BEGIN Data section
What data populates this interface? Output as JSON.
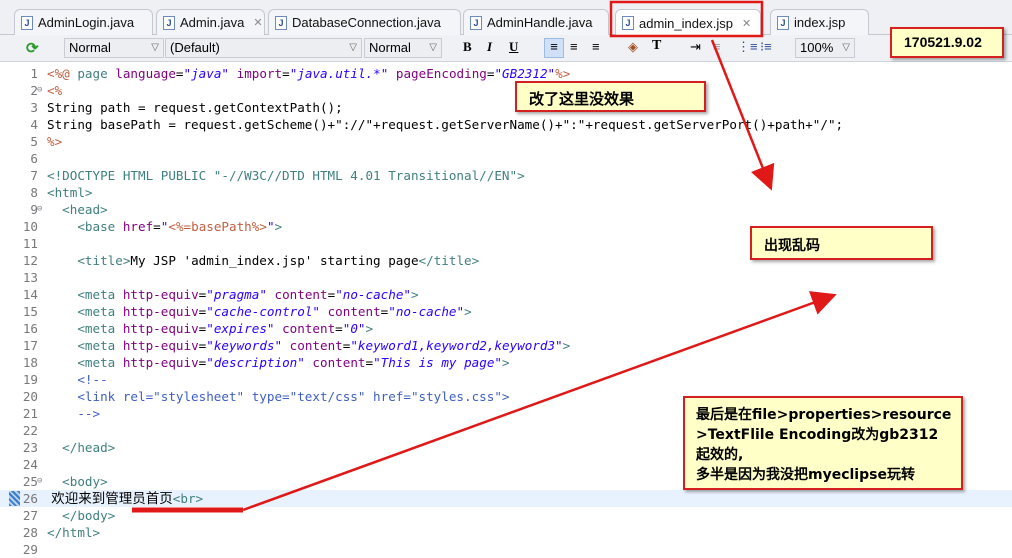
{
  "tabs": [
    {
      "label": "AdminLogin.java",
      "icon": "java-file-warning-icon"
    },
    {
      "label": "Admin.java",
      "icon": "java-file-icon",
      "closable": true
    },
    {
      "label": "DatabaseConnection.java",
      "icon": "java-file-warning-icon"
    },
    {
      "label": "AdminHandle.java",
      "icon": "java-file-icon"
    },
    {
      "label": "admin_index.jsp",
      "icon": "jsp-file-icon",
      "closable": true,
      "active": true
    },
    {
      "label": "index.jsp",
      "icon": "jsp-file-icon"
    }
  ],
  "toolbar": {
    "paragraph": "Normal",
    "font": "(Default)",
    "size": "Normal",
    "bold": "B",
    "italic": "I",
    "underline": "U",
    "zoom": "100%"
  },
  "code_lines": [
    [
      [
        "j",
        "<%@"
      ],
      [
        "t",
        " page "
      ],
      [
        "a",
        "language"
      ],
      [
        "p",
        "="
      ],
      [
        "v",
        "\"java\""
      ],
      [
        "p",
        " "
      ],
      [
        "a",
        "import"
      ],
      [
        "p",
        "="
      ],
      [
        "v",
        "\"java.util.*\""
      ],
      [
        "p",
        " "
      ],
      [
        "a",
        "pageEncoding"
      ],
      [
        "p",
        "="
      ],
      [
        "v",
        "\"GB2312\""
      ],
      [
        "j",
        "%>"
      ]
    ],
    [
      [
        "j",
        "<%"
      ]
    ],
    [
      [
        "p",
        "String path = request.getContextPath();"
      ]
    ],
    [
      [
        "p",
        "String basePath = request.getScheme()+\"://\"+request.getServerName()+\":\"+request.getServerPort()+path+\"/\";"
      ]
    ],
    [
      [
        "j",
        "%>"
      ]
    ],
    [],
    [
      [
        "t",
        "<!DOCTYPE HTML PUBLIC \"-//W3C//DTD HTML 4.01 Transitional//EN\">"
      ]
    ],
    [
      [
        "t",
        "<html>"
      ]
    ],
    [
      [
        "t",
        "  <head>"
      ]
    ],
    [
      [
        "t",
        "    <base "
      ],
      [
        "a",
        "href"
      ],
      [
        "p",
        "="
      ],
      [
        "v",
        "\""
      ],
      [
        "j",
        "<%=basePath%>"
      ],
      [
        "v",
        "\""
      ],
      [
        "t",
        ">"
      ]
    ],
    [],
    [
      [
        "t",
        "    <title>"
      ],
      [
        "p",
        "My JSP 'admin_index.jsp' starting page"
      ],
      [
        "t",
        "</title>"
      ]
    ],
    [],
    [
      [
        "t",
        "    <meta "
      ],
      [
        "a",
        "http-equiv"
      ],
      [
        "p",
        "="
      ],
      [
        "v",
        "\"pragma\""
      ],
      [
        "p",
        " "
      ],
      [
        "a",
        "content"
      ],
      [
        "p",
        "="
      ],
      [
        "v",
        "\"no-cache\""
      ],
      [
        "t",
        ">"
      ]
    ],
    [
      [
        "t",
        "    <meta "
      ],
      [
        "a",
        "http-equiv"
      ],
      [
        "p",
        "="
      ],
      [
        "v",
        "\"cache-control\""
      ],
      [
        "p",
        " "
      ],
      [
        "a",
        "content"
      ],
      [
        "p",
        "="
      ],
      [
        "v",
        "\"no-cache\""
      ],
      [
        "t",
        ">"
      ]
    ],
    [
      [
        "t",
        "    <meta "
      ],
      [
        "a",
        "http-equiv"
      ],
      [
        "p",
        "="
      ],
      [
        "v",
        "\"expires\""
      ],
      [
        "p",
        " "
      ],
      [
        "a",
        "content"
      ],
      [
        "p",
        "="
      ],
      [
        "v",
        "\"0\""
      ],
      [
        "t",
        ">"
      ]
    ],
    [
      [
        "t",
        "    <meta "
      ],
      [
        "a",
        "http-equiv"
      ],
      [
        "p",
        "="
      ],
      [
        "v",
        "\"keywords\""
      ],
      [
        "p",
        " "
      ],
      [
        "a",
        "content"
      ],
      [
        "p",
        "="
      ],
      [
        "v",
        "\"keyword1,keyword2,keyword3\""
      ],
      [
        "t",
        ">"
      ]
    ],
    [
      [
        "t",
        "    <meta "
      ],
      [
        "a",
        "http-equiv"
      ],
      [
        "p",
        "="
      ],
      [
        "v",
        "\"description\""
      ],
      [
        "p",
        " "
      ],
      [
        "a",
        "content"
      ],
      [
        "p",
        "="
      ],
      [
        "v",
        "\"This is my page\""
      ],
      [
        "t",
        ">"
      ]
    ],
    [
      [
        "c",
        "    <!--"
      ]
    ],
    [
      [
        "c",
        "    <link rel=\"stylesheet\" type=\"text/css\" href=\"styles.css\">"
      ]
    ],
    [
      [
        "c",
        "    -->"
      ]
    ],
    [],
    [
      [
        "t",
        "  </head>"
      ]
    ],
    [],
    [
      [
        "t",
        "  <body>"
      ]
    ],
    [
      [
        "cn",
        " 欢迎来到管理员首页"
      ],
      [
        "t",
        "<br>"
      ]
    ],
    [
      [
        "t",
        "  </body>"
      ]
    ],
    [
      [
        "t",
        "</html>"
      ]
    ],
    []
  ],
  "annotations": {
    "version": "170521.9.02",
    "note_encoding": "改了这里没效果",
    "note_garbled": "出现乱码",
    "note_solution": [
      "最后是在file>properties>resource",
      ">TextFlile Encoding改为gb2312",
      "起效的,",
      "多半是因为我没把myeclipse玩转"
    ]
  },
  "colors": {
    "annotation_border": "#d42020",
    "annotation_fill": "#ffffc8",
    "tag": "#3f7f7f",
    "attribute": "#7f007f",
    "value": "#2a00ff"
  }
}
END Data section
BEGIN Data section
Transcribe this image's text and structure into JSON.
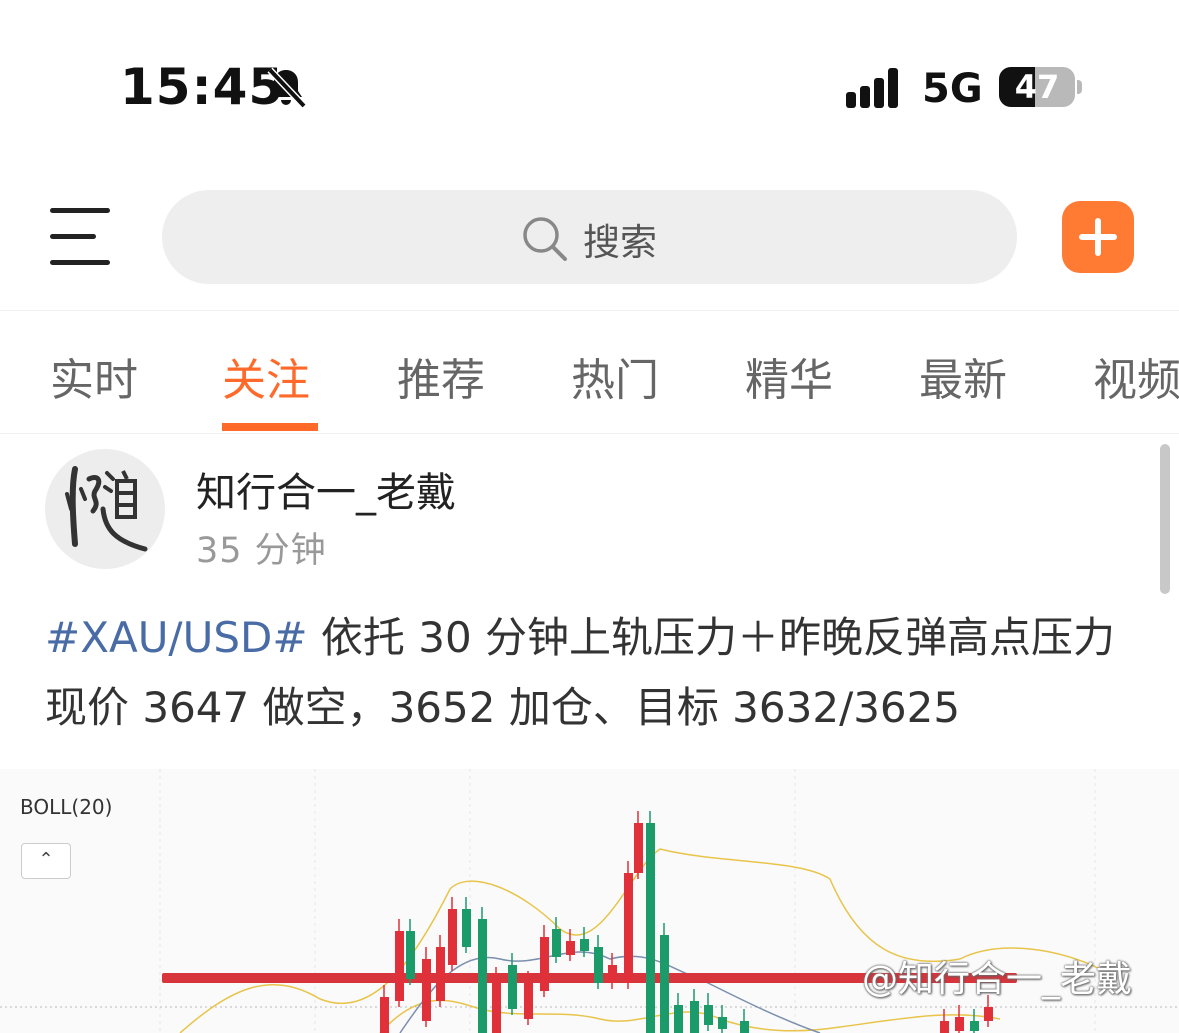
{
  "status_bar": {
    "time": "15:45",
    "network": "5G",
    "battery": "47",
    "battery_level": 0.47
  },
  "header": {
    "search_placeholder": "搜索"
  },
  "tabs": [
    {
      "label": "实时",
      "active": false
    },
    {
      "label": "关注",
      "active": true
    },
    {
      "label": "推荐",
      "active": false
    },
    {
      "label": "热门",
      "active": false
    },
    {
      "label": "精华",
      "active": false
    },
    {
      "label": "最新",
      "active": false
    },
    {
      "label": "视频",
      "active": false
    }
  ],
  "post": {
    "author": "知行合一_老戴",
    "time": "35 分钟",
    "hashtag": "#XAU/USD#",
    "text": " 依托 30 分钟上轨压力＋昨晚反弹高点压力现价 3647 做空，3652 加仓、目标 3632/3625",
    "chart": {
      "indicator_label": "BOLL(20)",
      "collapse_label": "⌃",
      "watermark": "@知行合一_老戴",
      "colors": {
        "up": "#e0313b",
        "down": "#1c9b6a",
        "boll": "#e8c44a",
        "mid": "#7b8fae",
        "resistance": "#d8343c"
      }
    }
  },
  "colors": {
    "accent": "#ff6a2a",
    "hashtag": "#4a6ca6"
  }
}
END Data section
What this task involves: Search the entries for the word "href" and copy every line that has it.

Final answer:
        "href"
        "    <link rel=\"stylesheet\" type=\"text/css\" href=\"styles.css\">"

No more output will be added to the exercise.